(Saved entries)
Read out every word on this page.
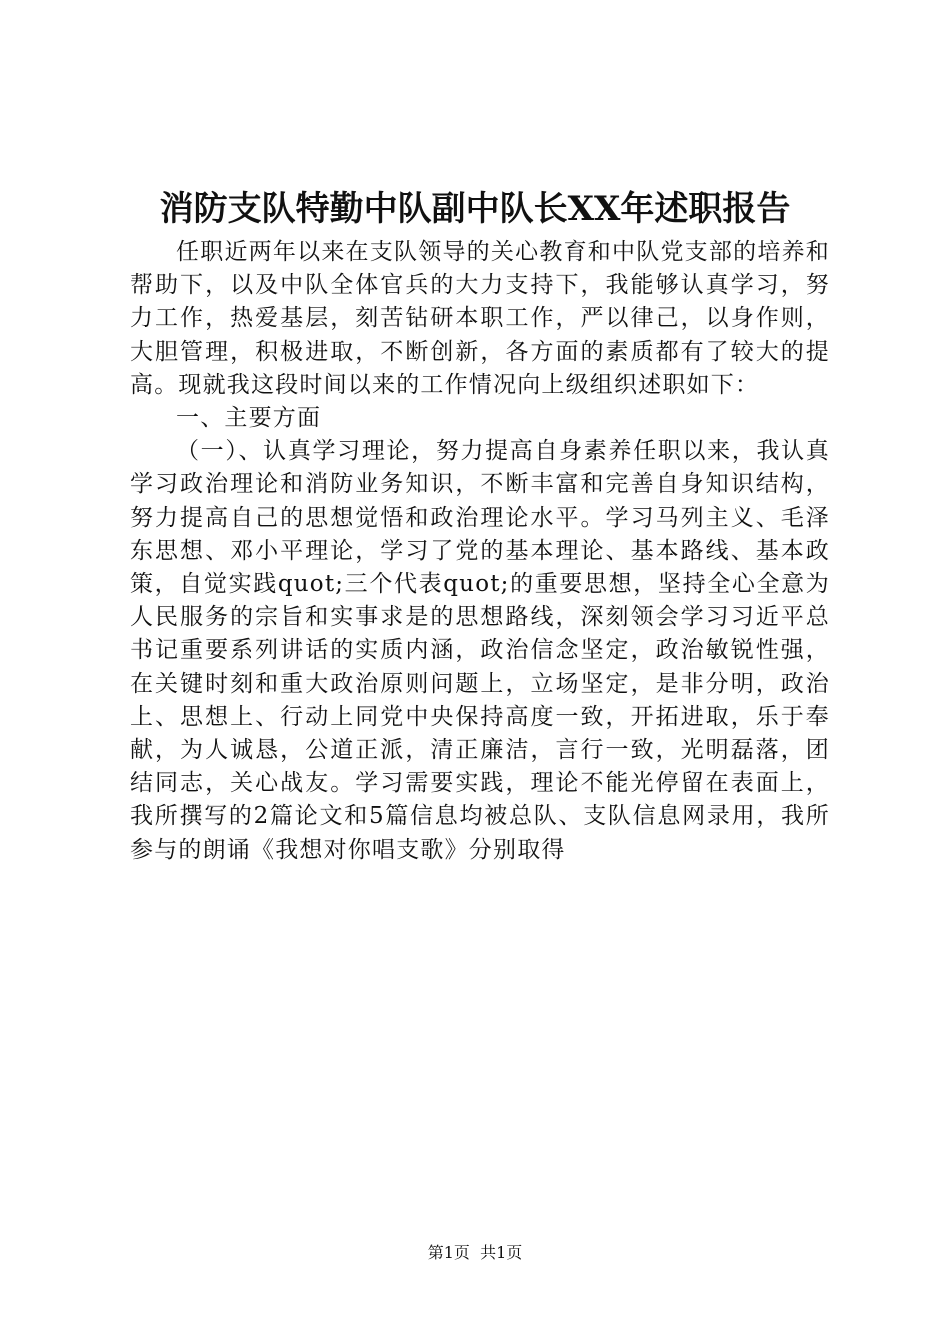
消防支队特勤中队副中队长XX年述职报告

任职近两年以来在支队领导的关心教育和中队党支部的培养和帮助下，以及中队全体官兵的大力支持下，我能够认真学习，努力工作，热爱基层，刻苦钻研本职工作，严以律己，以身作则，大胆管理，积极进取，不断创新，各方面的素质都有了较大的提高。现就我这段时间以来的工作情况向上级组织述职如下：

一、主要方面

（一）、认真学习理论，努力提高自身素养任职以来，我认真学习政治理论和消防业务知识，不断丰富和完善自身知识结构，努力提高自己的思想觉悟和政治理论水平。学习马列主义、毛泽东思想、邓小平理论，学习了党的基本理论、基本路线、基本政策，自觉实践quot;三个代表quot;的重要思想，坚持全心全意为人民服务的宗旨和实事求是的思想路线，深刻领会学习习近平总书记重要系列讲话的实质内涵，政治信念坚定，政治敏锐性强，在关键时刻和重大政治原则问题上，立场坚定，是非分明，政治上、思想上、行动上同党中央保持高度一致，开拓进取，乐于奉献，为人诚恳，公道正派，清正廉洁，言行一致，光明磊落，团结同志，关心战友。学习需要实践，理论不能光停留在表面上，我所撰写的2篇论文和5篇信息均被总队、支队信息网录用，我所参与的朗诵《我想对你唱支歌》分别取得

第1页  共1页
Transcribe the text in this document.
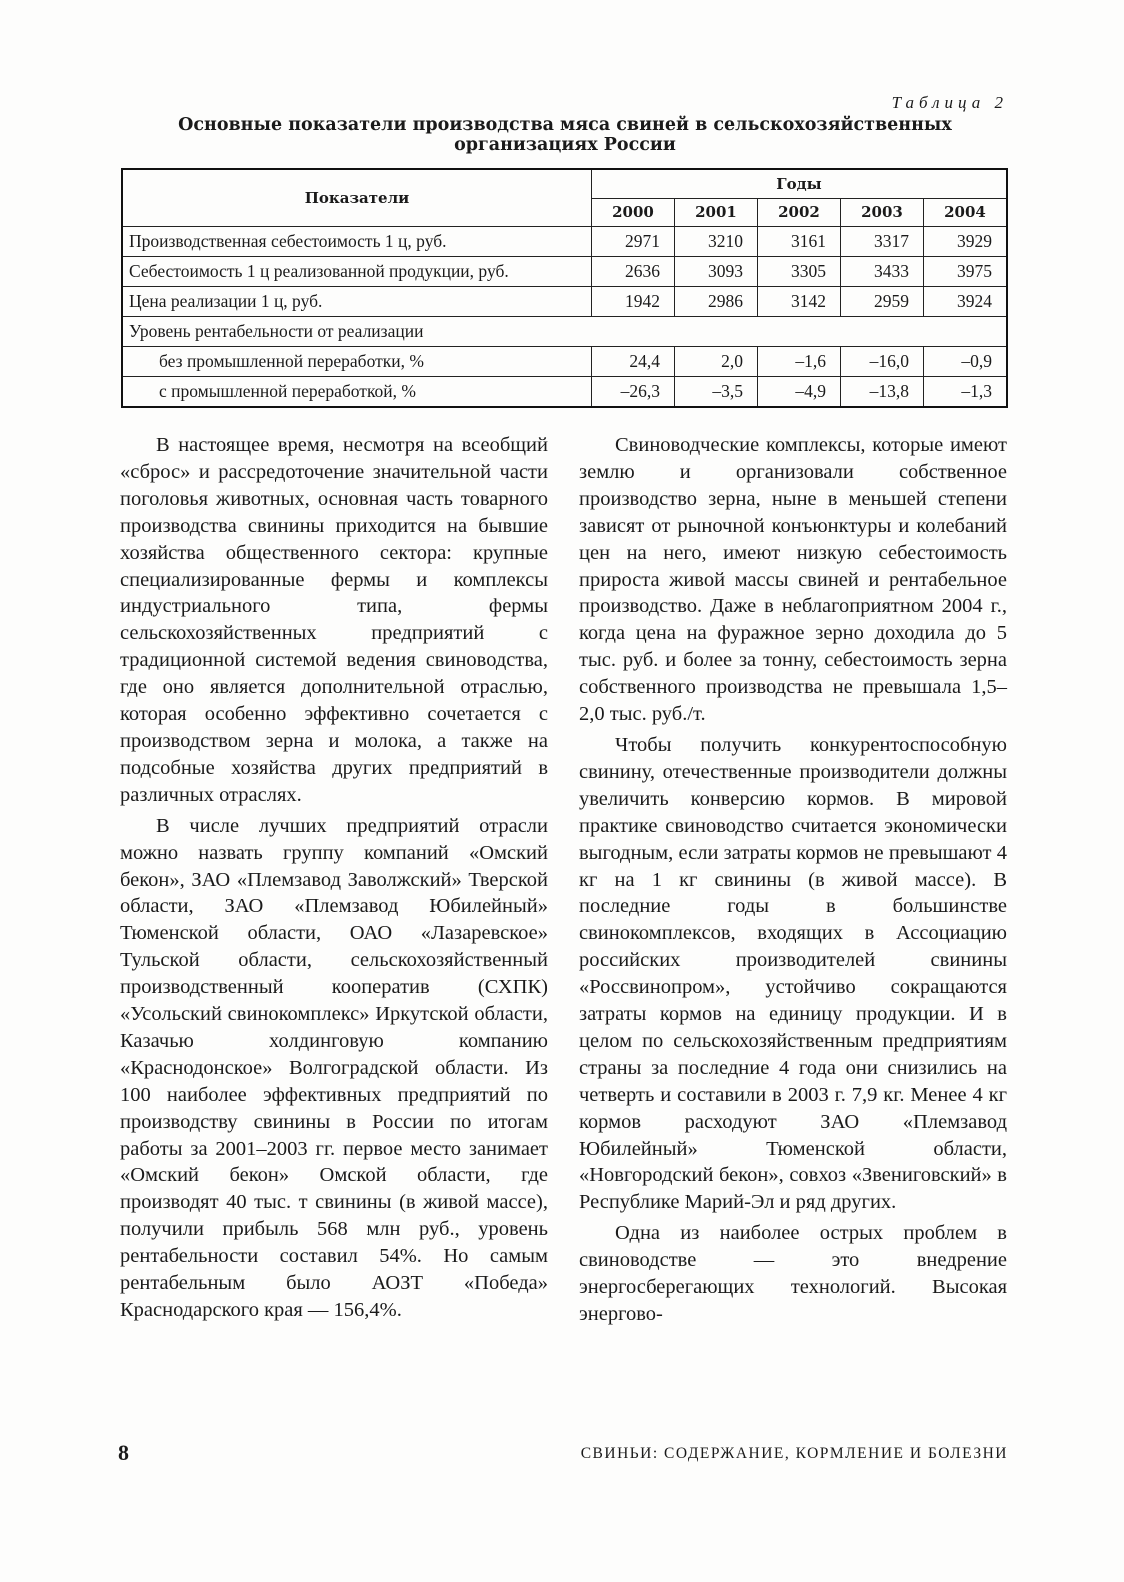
Таблица 2
Основные показатели производства мяса свиней в сельскохозяйственных
организациях России
Показатели	Годы				
	2000	2001	2002	2003	2004
Производственная себестоимость 1 ц, руб.	2971	3210	3161	3317	3929
Себестоимость 1 ц реализованной продукции, руб.	2636	3093	3305	3433	3975
Цена реализации 1 ц, руб.	1942	2986	3142	2959	3924
Уровень рентабельности от реализации					
без промышленной переработки, %	24,4	2,0	–1,6	–16,0	–0,9
с промышленной переработкой, %	–26,3	–3,5	–4,9	–13,8	–1,3

В настоящее время, несмотря на всеобщий «сброс» и рассредоточение значительной части поголовья животных, основная часть товарного производства свинины приходится на бывшие хозяйства общественного сектора: крупные специализированные фермы и комплексы индустриального типа, фермы сельскохозяйственных предприятий с традиционной системой ведения свиноводства, где оно является дополнительной отраслью, которая особенно эффективно сочетается с производством зерна и молока, а также на подсобные хозяйства других предприятий в различных отраслях.

В числе лучших предприятий отрасли можно назвать группу компаний «Омский бекон», ЗАО «Племзавод Заволжский» Тверской области, ЗАО «Племзавод Юбилейный» Тюменской области, ОАО «Лазаревское» Тульской области, сельскохозяйственный производственный кооператив (СХПК) «Усольский свинокомплекс» Иркутской области, Казачью холдинговую компанию «Краснодонское» Волгоградской области. Из 100 наиболее эффективных предприятий по производству свинины в России по итогам работы за 2001–2003 гг. первое место занимает «Омский бекон» Омской области, где производят 40 тыс. т свинины (в живой массе), получили прибыль 568 млн руб., уровень рентабельности составил 54%. Но самым рентабельным было АОЗТ «Победа» Краснодарского края — 156,4%.

Свиноводческие комплексы, которые имеют землю и организовали собственное производство зерна, ныне в меньшей степени зависят от рыночной конъюнктуры и колебаний цен на него, имеют низкую себестоимость прироста живой массы свиней и рентабельное производство. Даже в неблагоприятном 2004 г., когда цена на фуражное зерно доходила до 5 тыс. руб. и более за тонну, себестоимость зерна собственного производства не превышала 1,5–2,0 тыс. руб./т.

Чтобы получить конкурентоспособную свинину, отечественные производители должны увеличить конверсию кормов. В мировой практике свиноводство считается экономически выгодным, если затраты кормов не превышают 4 кг на 1 кг свинины (в живой массе). В последние годы в большинстве свинокомплексов, входящих в Ассоциацию российских производителей свинины «Россвинопром», устойчиво сокращаются затраты кормов на единицу продукции. И в целом по сельскохозяйственным предприятиям страны за последние 4 года они снизились на четверть и составили в 2003 г. 7,9 кг. Менее 4 кг кормов расходуют ЗАО «Племзавод Юбилейный» Тюменской области, «Новгородский бекон», совхоз «Звениговский» в Республике Марий-Эл и ряд других.

Одна из наиболее острых проблем в свиноводстве — это внедрение энергосберегающих технологий. Высокая энергово-

8	СВИНЬИ: СОДЕРЖАНИЕ, КОРМЛЕНИЕ И БОЛЕЗНИ
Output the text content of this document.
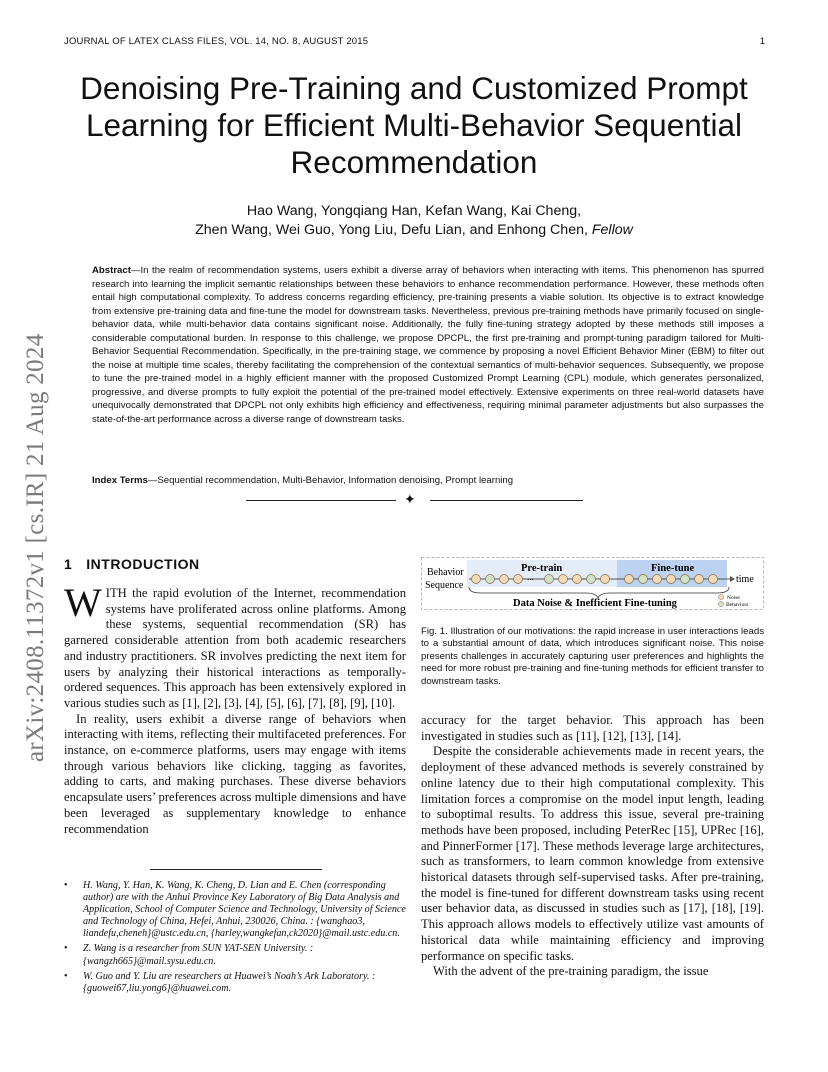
JOURNAL OF LATEX CLASS FILES, VOL. 14, NO. 8, AUGUST 2015	1
arXiv:2408.11372v1 [cs.IR] 21 Aug 2024
Denoising Pre-Training and Customized Prompt Learning for Efficient Multi-Behavior Sequential Recommendation
Hao Wang, Yongqiang Han, Kefan Wang, Kai Cheng,
Zhen Wang, Wei Guo, Yong Liu, Defu Lian, and Enhong Chen, Fellow
Abstract—In the realm of recommendation systems, users exhibit a diverse array of behaviors when interacting with items. This phenomenon has spurred research into learning the implicit semantic relationships between these behaviors to enhance recommendation performance. However, these methods often entail high computational complexity. To address concerns regarding efficiency, pre-training presents a viable solution. Its objective is to extract knowledge from extensive pre-training data and fine-tune the model for downstream tasks. Nevertheless, previous pre-training methods have primarily focused on single-behavior data, while multi-behavior data contains significant noise. Additionally, the fully fine-tuning strategy adopted by these methods still imposes a considerable computational burden. In response to this challenge, we propose DPCPL, the first pre-training and prompt-tuning paradigm tailored for Multi-Behavior Sequential Recommendation. Specifically, in the pre-training stage, we commence by proposing a novel Efficient Behavior Miner (EBM) to filter out the noise at multiple time scales, thereby facilitating the comprehension of the contextual semantics of multi-behavior sequences. Subsequently, we propose to tune the pre-trained model in a highly efficient manner with the proposed Customized Prompt Learning (CPL) module, which generates personalized, progressive, and diverse prompts to fully exploit the potential of the pre-trained model effectively. Extensive experiments on three real-world datasets have unequivocally demonstrated that DPCPL not only exhibits high efficiency and effectiveness, requiring minimal parameter adjustments but also surpasses the state-of-the-art performance across a diverse range of downstream tasks.
Index Terms—Sequential recommendation, Multi-Behavior, Information denoising, Prompt learning
✦
1 INTRODUCTION

WITH the rapid evolution of the Internet, recommendation systems have proliferated across online platforms. Among these systems, sequential recommendation (SR) has garnered considerable attention from both academic researchers and industry practitioners. SR involves predicting the next item for users by analyzing their historical interactions as temporally-ordered sequences. This approach has been extensively explored in various studies such as [1], [2], [3], [4], [5], [6], [7], [8], [9], [10].

In reality, users exhibit a diverse range of behaviors when interacting with items, reflecting their multifaceted preferences. For instance, on e-commerce platforms, users may engage with items through various behaviors like clicking, tagging as favorites, adding to carts, and making purchases. These diverse behaviors encapsulate users’ preferences across multiple dimensions and have been leveraged as supplementary knowledge to enhance recommendation

• H. Wang, Y. Han, K. Wang, K. Cheng, D. Lian and E. Chen (corresponding author) are with the Anhui Province Key Laboratory of Big Data Analysis and Application, School of Computer Science and Technology, University of Science and Technology of China, Hefei, Anhui, 230026, China. : {wanghao3, liandefu,cheneh}@ustc.edu.cn, {harley,wangkefan,ck2020}@mail.ustc.edu.cn.
• Z. Wang is a researcher from SUN YAT-SEN University. : {wangzh665}@mail.sysu.edu.cn.
• W. Guo and Y. Liu are researchers at Huawei’s Noah’s Ark Laboratory. : {guowei67,liu.yong6}@huawei.com.
Behavior
Sequence
Pre-train	Fine-tune
time
...
Data Noise & Inefficient Fine-tuning	Noise
Behaviors
Fig. 1. Illustration of our motivations: the rapid increase in user interactions leads to a substantial amount of data, which introduces significant noise. This noise presents challenges in accurately capturing user preferences and highlights the need for more robust pre-training and fine-tuning methods for efficient transfer to downstream tasks.

accuracy for the target behavior. This approach has been investigated in studies such as [11], [12], [13], [14].

Despite the considerable achievements made in recent years, the deployment of these advanced methods is severely constrained by online latency due to their high computational complexity. This limitation forces a compromise on the model input length, leading to suboptimal results. To address this issue, several pre-training methods have been proposed, including PeterRec [15], UPRec [16], and PinnerFormer [17]. These methods leverage large architectures, such as transformers, to learn common knowledge from extensive historical datasets through self-supervised tasks. After pre-training, the model is fine-tuned for different downstream tasks using recent user behavior data, as discussed in studies such as [17], [18], [19]. This approach allows models to effectively utilize vast amounts of historical data while maintaining efficiency and improving performance on specific tasks.

With the advent of the pre-training paradigm, the issue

• _Aim_:
Take every line that includes the string "промышленной" and copy it.

• _Right answer_:
без промышленной переработки, %	24,4	2,0	–1,6	–16,0	–0,9
с промышленной переработкой, %	–26,3	–3,5	–4,9	–13,8	–1,3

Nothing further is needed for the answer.